● **Recorded information**
◆ ◆ ◆ ◆
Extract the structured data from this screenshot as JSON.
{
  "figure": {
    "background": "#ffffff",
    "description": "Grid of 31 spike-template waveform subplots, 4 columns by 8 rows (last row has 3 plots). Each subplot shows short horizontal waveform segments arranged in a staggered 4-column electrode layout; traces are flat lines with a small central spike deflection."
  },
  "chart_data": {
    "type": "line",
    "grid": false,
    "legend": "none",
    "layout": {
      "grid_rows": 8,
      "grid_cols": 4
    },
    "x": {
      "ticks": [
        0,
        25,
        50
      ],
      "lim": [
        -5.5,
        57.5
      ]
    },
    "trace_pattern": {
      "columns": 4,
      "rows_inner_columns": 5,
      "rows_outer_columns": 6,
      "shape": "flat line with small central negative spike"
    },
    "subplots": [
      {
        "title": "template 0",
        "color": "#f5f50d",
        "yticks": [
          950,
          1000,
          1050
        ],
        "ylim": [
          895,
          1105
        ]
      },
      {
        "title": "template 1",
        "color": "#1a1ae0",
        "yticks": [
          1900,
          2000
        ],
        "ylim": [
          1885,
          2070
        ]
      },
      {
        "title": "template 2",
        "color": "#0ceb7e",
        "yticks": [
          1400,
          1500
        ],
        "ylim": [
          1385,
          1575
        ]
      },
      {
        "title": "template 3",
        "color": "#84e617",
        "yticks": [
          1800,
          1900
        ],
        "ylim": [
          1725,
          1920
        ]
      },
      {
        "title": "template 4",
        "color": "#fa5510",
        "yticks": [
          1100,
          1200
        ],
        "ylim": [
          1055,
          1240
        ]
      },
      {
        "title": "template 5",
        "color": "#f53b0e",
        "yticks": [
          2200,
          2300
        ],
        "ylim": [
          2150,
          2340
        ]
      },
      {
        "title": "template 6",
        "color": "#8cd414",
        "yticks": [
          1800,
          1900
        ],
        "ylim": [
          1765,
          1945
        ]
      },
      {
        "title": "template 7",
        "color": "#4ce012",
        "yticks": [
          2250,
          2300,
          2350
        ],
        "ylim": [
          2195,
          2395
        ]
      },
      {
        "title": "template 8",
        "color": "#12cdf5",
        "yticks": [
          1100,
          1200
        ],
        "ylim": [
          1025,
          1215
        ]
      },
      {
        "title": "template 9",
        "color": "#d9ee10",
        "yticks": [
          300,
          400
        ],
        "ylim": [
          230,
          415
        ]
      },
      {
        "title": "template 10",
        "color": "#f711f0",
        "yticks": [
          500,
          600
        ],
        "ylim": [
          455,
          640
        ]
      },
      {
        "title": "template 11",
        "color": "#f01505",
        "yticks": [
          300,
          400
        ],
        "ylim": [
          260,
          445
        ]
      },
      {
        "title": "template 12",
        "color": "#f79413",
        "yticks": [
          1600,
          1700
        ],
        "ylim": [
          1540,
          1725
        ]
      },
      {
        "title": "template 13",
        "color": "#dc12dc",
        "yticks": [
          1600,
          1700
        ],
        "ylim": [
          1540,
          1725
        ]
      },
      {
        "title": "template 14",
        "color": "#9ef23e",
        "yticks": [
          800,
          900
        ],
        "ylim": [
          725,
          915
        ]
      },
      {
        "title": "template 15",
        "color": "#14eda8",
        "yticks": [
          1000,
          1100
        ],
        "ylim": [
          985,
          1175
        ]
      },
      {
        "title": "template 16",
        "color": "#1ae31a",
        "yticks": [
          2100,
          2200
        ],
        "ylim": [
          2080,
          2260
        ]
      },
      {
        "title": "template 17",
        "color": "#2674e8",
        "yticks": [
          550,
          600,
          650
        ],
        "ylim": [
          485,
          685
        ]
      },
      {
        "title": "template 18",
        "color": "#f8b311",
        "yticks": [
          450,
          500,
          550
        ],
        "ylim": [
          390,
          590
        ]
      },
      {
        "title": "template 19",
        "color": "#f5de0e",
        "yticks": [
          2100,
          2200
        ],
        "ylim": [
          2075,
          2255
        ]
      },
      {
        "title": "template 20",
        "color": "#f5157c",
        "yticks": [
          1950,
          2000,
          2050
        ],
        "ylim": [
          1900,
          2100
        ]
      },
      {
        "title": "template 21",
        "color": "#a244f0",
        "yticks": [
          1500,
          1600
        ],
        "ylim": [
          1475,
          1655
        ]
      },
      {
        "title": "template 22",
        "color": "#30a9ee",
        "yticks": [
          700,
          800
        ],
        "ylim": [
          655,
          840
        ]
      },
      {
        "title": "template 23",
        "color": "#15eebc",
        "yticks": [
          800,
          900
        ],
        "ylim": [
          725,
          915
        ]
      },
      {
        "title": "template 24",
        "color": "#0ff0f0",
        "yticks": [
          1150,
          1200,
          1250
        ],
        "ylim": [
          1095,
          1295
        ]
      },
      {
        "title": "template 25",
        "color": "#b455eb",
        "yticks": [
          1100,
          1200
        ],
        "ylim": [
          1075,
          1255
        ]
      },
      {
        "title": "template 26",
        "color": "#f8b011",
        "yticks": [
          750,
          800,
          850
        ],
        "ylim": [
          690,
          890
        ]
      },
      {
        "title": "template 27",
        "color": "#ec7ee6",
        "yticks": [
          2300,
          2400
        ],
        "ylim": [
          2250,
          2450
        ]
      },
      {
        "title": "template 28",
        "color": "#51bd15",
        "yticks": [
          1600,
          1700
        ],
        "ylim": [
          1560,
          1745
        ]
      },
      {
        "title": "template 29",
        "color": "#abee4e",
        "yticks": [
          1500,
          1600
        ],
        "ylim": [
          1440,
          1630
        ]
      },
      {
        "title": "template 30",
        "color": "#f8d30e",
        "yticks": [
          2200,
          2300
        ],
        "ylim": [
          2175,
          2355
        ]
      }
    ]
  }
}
◆ ◆ ◆ ◆
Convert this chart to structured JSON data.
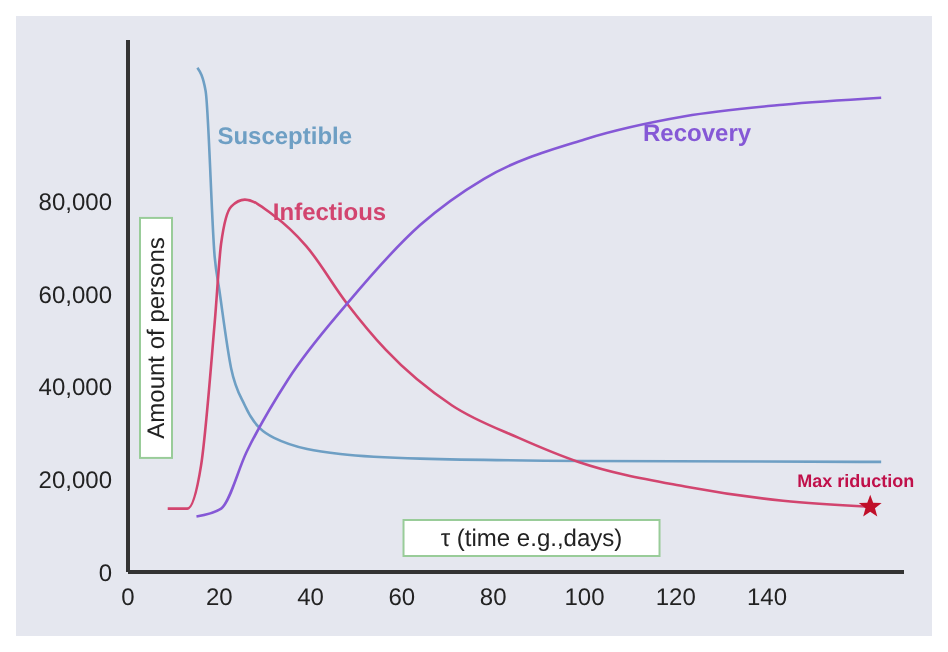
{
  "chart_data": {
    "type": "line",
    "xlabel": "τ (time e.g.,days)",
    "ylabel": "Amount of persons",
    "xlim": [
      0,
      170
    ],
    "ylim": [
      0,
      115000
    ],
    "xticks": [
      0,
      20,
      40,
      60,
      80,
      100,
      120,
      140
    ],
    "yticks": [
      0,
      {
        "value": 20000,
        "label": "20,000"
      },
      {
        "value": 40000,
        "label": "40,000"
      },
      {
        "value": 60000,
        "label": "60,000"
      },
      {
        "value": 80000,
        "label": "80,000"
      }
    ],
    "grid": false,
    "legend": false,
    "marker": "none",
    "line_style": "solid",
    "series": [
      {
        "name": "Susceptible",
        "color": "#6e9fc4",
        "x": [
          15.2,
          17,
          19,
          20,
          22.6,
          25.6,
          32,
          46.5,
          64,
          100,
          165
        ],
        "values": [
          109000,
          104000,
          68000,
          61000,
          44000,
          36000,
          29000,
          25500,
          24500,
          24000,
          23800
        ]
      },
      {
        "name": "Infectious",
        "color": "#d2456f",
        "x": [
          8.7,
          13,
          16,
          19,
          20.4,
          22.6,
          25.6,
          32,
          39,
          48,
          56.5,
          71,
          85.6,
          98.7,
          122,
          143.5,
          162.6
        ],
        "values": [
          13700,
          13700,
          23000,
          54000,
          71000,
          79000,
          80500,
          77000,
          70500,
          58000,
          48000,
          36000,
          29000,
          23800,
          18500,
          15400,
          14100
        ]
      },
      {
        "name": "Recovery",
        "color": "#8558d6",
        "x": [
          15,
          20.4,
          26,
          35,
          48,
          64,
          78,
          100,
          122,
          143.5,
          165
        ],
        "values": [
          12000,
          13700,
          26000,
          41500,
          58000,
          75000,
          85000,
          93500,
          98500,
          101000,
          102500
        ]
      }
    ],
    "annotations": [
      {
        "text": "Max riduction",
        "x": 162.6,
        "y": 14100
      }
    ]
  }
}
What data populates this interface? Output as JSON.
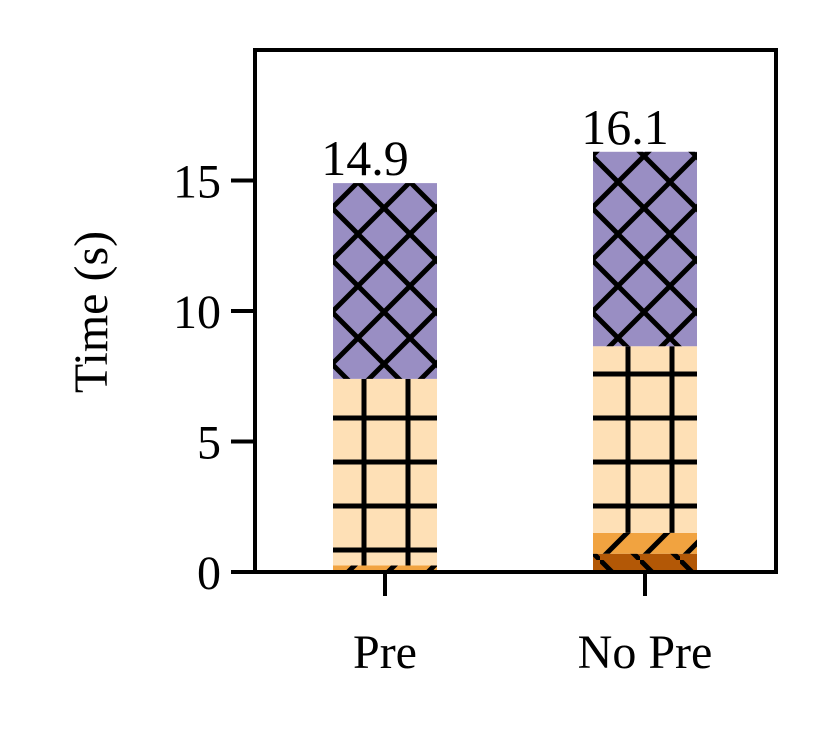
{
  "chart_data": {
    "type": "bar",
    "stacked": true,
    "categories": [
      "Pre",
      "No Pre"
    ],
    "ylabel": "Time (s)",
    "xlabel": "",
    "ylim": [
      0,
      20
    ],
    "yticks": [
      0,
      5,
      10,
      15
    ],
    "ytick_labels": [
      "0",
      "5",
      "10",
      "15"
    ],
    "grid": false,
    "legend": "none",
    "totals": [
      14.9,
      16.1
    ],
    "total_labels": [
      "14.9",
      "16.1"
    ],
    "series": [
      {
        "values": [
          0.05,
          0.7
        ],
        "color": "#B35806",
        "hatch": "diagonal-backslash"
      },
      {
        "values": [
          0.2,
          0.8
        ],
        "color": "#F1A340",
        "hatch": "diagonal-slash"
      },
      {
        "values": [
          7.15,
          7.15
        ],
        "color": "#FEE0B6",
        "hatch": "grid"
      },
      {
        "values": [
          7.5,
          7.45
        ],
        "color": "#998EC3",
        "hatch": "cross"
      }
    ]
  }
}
◆ ◆ ◆ ◆
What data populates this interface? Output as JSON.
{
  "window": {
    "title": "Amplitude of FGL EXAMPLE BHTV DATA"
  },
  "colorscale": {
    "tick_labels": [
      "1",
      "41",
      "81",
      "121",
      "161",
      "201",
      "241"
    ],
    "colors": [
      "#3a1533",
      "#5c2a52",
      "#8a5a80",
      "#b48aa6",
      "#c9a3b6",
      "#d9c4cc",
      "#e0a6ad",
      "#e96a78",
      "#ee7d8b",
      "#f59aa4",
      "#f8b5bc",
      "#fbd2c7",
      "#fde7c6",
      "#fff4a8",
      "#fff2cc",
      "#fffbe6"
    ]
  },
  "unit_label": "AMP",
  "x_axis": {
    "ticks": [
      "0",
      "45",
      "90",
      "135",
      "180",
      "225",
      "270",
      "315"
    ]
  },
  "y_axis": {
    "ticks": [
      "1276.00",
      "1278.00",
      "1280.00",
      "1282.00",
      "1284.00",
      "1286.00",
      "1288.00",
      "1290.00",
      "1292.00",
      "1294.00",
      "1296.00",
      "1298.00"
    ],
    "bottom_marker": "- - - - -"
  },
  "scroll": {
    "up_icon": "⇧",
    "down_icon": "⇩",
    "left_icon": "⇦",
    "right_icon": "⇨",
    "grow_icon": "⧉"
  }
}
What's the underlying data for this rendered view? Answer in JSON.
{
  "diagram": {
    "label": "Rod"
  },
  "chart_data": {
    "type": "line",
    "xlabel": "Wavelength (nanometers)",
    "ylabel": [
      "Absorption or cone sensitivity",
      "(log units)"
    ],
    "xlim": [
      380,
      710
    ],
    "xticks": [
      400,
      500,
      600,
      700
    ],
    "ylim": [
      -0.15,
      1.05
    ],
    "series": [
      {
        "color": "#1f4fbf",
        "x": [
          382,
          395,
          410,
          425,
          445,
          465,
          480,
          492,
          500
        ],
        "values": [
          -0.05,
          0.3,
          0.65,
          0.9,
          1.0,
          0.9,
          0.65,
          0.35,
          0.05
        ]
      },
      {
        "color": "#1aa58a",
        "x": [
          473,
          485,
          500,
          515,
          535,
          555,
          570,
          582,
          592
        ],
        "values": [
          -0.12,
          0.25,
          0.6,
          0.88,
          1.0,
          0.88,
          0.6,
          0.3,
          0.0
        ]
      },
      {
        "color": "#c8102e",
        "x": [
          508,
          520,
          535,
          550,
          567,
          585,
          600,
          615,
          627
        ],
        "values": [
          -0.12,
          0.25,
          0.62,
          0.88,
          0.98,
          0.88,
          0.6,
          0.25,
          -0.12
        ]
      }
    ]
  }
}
◆ ◆ ◆ ◆
● **Job**
Lines containing the word "layout" must all be returned from the material above.

● **Full response**
    "description": "Grid of 31 spike-template waveform subplots, 4 columns by 8 rows (last row has 3 plots). Each subplot shows short horizontal waveform segments arranged in a staggered 4-column electrode layout; traces are flat lines with a small central spike deflection."
    "layout": {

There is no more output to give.